**AIM OF THE TASK:** Isolate every line in the records below with "relative" in it.

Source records
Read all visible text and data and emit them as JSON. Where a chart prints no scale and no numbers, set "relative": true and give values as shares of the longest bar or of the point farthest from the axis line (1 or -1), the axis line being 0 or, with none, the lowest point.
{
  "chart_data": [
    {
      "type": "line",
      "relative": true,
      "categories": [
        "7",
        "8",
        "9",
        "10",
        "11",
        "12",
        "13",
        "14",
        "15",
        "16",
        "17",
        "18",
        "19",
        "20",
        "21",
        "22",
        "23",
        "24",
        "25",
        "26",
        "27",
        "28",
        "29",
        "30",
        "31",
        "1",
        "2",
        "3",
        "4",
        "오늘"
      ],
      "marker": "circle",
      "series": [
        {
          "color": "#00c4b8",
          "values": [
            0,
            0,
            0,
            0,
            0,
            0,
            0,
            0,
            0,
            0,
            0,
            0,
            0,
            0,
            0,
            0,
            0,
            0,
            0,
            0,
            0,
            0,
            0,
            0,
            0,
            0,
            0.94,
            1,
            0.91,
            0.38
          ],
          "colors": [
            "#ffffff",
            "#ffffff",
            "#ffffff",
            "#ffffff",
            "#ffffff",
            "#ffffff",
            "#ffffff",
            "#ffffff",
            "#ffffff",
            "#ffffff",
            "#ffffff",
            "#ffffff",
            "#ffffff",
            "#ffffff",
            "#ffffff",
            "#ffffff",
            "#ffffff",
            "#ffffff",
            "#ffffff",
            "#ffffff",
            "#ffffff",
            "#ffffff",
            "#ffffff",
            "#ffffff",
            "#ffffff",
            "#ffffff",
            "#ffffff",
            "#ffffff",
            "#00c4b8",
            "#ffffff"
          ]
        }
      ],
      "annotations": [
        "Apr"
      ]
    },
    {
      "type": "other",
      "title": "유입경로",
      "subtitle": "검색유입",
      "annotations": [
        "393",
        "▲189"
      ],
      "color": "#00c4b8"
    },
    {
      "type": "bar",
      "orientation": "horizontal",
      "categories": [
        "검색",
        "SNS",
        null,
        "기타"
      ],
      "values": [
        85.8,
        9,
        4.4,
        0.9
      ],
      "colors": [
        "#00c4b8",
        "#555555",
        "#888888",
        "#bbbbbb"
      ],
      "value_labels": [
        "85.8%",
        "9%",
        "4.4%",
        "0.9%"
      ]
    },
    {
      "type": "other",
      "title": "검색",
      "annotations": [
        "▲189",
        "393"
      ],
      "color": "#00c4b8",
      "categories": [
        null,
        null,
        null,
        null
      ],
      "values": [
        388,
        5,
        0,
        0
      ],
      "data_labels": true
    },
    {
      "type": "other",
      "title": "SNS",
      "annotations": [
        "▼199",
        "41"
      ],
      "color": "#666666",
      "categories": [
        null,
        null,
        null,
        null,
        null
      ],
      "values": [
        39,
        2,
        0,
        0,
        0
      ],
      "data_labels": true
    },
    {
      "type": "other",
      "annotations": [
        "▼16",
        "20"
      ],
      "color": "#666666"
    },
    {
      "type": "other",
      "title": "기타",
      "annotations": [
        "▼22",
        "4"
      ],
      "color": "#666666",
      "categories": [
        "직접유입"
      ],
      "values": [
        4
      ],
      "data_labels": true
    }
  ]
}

...

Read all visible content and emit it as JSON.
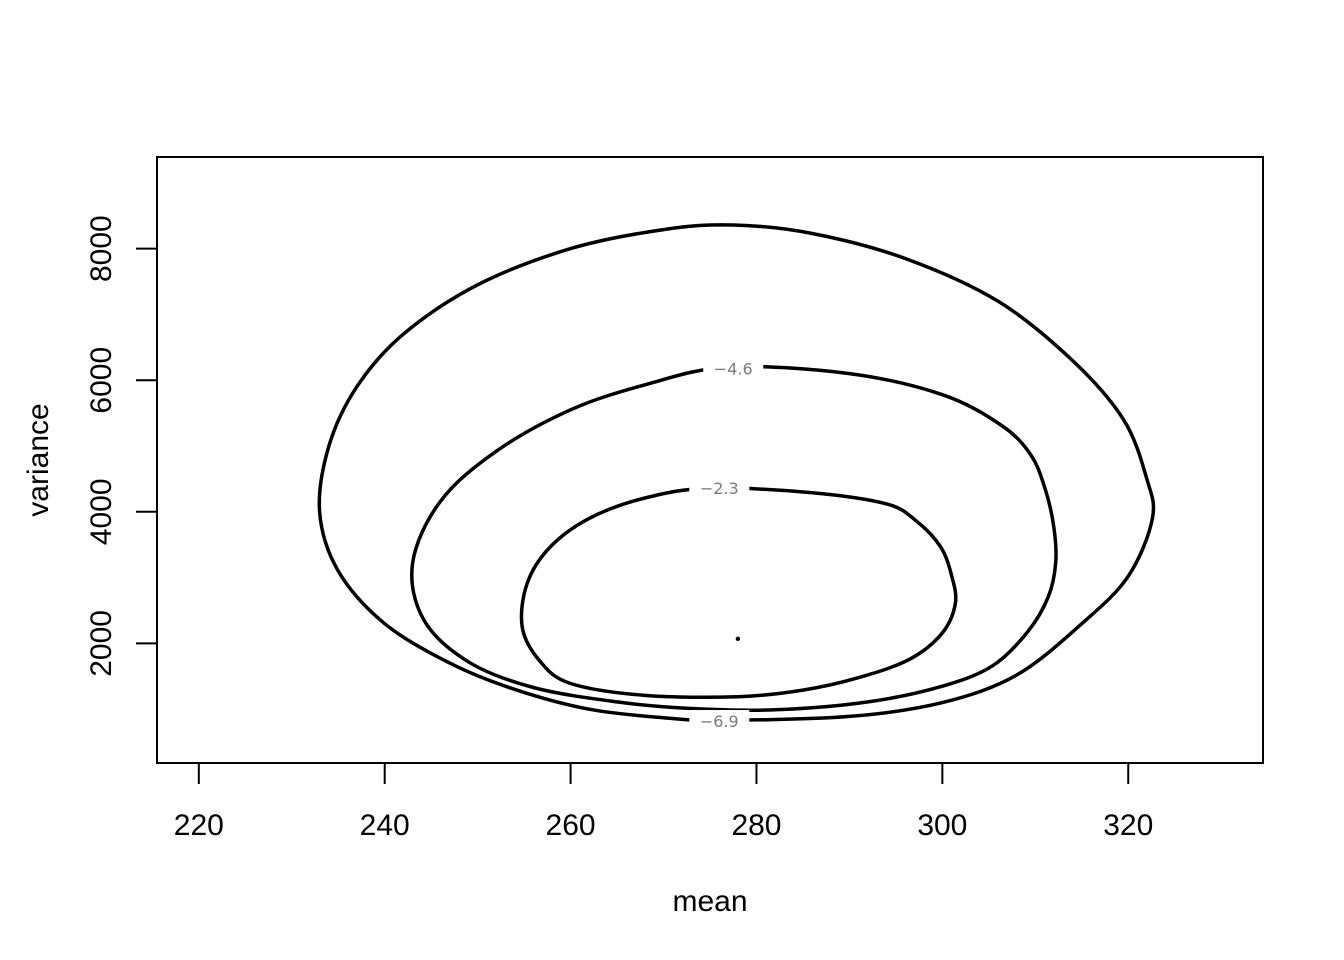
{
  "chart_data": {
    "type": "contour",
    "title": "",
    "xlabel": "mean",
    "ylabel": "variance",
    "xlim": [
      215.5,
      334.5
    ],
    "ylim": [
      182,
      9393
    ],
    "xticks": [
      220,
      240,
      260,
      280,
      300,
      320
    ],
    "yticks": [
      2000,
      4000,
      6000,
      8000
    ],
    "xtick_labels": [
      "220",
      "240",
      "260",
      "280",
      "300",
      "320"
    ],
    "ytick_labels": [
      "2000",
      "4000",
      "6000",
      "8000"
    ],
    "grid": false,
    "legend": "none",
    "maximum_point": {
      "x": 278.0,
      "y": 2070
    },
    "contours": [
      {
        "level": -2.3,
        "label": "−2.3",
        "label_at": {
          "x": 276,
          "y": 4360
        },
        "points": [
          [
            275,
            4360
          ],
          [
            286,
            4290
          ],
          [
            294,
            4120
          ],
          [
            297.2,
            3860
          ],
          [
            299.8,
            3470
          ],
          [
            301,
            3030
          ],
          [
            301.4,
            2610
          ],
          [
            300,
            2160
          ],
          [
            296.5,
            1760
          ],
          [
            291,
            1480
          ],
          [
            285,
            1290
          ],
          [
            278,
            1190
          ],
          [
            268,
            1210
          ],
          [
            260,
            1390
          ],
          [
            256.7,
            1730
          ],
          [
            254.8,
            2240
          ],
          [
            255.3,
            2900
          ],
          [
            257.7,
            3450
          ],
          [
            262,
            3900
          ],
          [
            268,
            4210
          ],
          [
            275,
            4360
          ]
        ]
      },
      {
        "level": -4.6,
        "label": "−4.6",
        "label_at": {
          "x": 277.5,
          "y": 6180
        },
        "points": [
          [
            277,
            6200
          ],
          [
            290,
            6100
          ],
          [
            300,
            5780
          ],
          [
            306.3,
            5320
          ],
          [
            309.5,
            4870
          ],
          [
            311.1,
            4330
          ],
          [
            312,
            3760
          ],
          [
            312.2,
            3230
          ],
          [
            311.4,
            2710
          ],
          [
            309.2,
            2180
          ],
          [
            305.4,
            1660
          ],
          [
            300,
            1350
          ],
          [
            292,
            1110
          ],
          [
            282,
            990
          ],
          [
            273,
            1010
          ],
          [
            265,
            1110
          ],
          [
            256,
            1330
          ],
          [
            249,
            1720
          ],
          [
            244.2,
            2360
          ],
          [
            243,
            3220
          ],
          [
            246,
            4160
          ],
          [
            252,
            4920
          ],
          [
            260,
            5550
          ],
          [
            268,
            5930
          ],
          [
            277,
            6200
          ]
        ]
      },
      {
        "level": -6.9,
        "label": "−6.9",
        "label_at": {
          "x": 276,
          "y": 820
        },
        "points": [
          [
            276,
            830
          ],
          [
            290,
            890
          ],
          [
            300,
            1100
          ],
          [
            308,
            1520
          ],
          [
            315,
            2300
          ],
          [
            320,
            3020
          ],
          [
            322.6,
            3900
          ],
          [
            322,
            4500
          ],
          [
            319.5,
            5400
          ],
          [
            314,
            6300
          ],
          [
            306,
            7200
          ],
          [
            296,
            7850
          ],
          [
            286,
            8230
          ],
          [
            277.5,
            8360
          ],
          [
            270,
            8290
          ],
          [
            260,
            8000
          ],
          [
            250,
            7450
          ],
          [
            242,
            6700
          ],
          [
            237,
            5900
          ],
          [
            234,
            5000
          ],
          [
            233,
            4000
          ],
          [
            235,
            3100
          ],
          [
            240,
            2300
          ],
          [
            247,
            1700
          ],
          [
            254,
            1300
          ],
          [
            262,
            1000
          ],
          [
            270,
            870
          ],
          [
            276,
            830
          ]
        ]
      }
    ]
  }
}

==

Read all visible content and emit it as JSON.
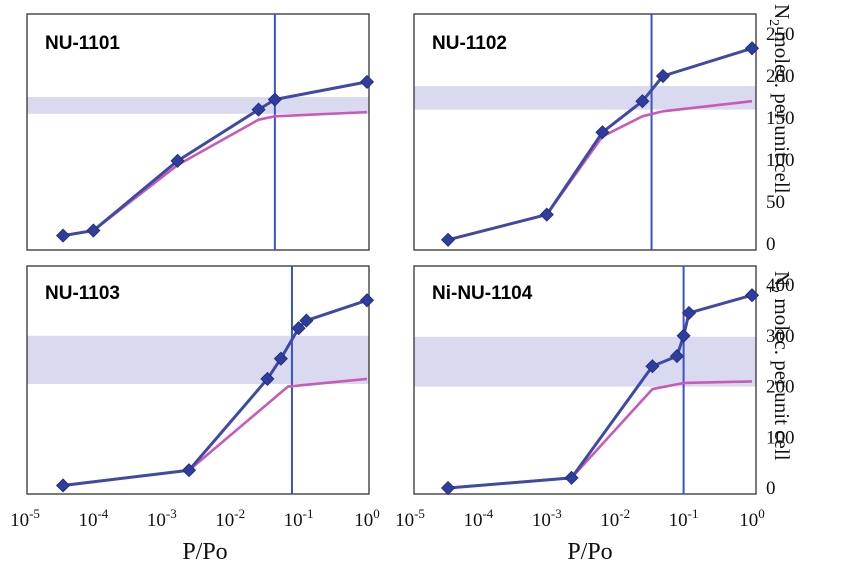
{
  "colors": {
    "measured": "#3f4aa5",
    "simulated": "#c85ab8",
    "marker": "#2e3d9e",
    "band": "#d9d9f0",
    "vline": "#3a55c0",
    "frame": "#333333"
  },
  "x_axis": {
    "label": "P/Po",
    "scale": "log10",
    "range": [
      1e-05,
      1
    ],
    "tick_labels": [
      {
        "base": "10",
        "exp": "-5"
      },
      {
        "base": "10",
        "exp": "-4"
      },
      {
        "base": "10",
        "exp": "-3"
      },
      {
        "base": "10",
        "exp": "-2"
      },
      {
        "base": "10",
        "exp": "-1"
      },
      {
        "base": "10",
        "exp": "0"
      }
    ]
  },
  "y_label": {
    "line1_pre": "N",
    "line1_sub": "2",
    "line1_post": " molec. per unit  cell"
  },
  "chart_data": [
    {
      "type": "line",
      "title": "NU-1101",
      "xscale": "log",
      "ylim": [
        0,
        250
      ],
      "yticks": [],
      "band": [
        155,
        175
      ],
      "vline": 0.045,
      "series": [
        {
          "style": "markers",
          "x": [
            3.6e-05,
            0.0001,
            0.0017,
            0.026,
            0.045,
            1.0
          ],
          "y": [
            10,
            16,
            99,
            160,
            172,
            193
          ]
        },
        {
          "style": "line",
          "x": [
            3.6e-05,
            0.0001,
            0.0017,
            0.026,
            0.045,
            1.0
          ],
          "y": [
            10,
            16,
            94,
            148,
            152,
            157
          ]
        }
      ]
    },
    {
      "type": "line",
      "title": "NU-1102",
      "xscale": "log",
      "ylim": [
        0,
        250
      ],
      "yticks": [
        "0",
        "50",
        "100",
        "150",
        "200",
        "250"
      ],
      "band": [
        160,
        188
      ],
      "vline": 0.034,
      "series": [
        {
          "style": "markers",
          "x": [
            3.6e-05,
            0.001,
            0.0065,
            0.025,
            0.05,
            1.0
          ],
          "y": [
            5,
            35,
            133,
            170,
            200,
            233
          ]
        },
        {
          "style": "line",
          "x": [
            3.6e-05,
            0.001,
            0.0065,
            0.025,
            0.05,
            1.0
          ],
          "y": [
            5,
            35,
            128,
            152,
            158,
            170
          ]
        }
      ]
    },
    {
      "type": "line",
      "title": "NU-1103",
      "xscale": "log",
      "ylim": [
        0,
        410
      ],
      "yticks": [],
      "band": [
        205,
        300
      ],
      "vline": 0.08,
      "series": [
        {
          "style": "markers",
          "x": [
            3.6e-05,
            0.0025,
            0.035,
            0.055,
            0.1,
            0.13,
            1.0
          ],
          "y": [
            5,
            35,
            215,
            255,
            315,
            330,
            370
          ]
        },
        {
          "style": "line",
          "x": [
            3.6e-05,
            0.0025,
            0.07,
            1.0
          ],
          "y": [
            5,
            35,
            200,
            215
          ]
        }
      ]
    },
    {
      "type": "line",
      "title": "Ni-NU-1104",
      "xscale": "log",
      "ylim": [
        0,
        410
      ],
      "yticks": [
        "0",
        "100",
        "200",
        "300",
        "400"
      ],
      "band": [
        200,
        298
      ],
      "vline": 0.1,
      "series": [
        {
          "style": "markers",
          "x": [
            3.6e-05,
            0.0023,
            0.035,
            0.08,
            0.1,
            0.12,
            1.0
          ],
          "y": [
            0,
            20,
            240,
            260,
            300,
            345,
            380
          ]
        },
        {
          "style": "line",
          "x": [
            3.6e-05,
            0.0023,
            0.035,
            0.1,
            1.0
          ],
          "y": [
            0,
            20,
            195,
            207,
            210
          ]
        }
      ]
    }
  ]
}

**RESPONSE TO THE EXERCISE:**
Read all visible text and data and emit them as JSON. Where a chart prints no scale and no numbers, set "relative": true and give values as shares of the longest bar or of the point farthest from the axis line (1 or -1), the axis line being 0 or, with none, the lowest point.
      "relative": true,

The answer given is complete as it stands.